#### [Written instruction]
Exactly as written, retype the listing below, omitting the pictures.

Dataset records
:::::
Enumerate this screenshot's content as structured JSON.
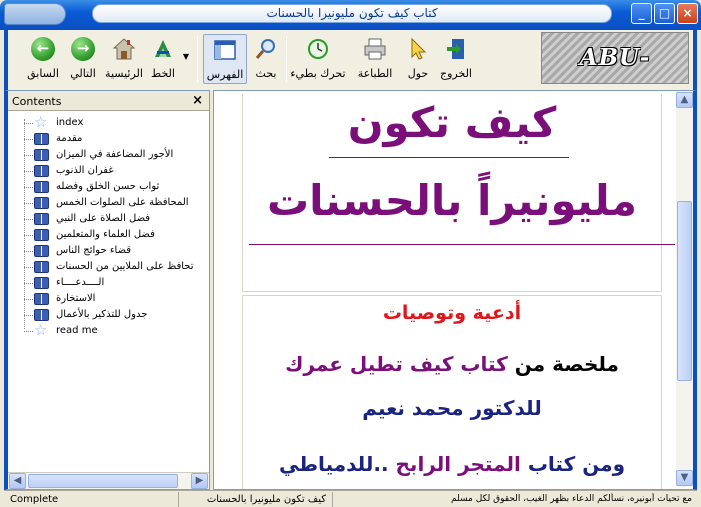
{
  "window": {
    "title": "كتاب كيف تكون مليونيرا بالحسنات"
  },
  "toolbar": {
    "back": "السابق",
    "forward": "التالي",
    "home": "الرئيسية",
    "font": "الخط",
    "index": "الفهرس",
    "search": "بحث",
    "move": "تحرك بطيء",
    "print": "الطباعة",
    "about": "حول",
    "exit": "الخروج",
    "logo": "ABU-NIERA"
  },
  "contents": {
    "title": "Contents",
    "close": "×",
    "items": [
      {
        "label": "index",
        "icon": "star-icon"
      },
      {
        "label": "مقدمة",
        "icon": "book-icon"
      },
      {
        "label": "الأجور المضاعفة في الميزان",
        "icon": "book-icon"
      },
      {
        "label": "غفران الذنوب",
        "icon": "book-icon"
      },
      {
        "label": "ثواب حسن الخلق وفضله",
        "icon": "book-icon"
      },
      {
        "label": "المحافظة على الصلوات الخمس",
        "icon": "book-icon"
      },
      {
        "label": "فضل الصلاة على النبي",
        "icon": "book-icon"
      },
      {
        "label": "فضل العلماء والمتعلمين",
        "icon": "book-icon"
      },
      {
        "label": "قضاء حوائج الناس",
        "icon": "book-icon"
      },
      {
        "label": "تحافظ على الملايين من الحسنات",
        "icon": "book-icon"
      },
      {
        "label": "الــــدعــــاء",
        "icon": "book-icon"
      },
      {
        "label": "الاستخارة",
        "icon": "book-icon"
      },
      {
        "label": "جدول للتذكير بالأعمال",
        "icon": "book-icon"
      },
      {
        "label": "read me",
        "icon": "star-icon"
      }
    ]
  },
  "page": {
    "heading_line1": "كيف تكون",
    "heading_line2": "مليونيراً بالحسنات",
    "subheading": "أدعية وتوصيات",
    "summary_a": "ملخصة من",
    "summary_b": "كتاب كيف تطيل عمرك",
    "author_line": "للدكتور محمد نعيم",
    "from_a": "ومن",
    "from_b": "كتاب",
    "from_c": "المتجر الرابح",
    "from_d": "..للدمياطي"
  },
  "status": {
    "left": "Complete",
    "middle": "كيف تكون مليونيرا بالحسنات",
    "right": "مع تحيات أبونيره، نسألكم الدعاء بظهر الغيب، الحقوق لكل مسلم"
  },
  "colors": {
    "heading": "#7a0f7a",
    "subheading": "#e0161a",
    "navy": "#1a237e",
    "titlebar": "#0b4fc1"
  }
}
:::::
#### [The solution]
Enumerate this screenshot's content as structured JSON.
{
  "window": {
    "title": "كتاب كيف تكون مليونيرا بالحسنات"
  },
  "toolbar": {
    "back": "السابق",
    "forward": "التالي",
    "home": "الرئيسية",
    "font": "الخط",
    "index": "الفهرس",
    "search": "بحث",
    "move": "تحرك بطيء",
    "print": "الطباعة",
    "about": "حول",
    "exit": "الخروج",
    "logo": "ABU-NIERA"
  },
  "contents": {
    "title": "Contents",
    "close": "×",
    "items": [
      {
        "label": "index",
        "icon": "star-icon"
      },
      {
        "label": "مقدمة",
        "icon": "book-icon"
      },
      {
        "label": "الأجور المضاعفة في الميزان",
        "icon": "book-icon"
      },
      {
        "label": "غفران الذنوب",
        "icon": "book-icon"
      },
      {
        "label": "ثواب حسن الخلق وفضله",
        "icon": "book-icon"
      },
      {
        "label": "المحافظة على الصلوات الخمس",
        "icon": "book-icon"
      },
      {
        "label": "فضل الصلاة على النبي",
        "icon": "book-icon"
      },
      {
        "label": "فضل العلماء والمتعلمين",
        "icon": "book-icon"
      },
      {
        "label": "قضاء حوائج الناس",
        "icon": "book-icon"
      },
      {
        "label": "تحافظ على الملايين من الحسنات",
        "icon": "book-icon"
      },
      {
        "label": "الــــدعــــاء",
        "icon": "book-icon"
      },
      {
        "label": "الاستخارة",
        "icon": "book-icon"
      },
      {
        "label": "جدول للتذكير بالأعمال",
        "icon": "book-icon"
      },
      {
        "label": "read me",
        "icon": "star-icon"
      }
    ]
  },
  "page": {
    "heading_line1": "كيف تكون",
    "heading_line2": "مليونيراً بالحسنات",
    "subheading": "أدعية وتوصيات",
    "summary_a": "ملخصة من",
    "summary_b": "كتاب كيف تطيل عمرك",
    "author_line": "للدكتور محمد نعيم",
    "from_a": "ومن",
    "from_b": "كتاب",
    "from_c": "المتجر الرابح",
    "from_d": "..للدمياطي"
  },
  "status": {
    "left": "Complete",
    "middle": "كيف تكون مليونيرا بالحسنات",
    "right": "مع تحيات أبونيره، نسألكم الدعاء بظهر الغيب، الحقوق لكل مسلم"
  },
  "colors": {
    "heading": "#7a0f7a",
    "subheading": "#e0161a",
    "navy": "#1a237e",
    "titlebar": "#0b4fc1"
  }
}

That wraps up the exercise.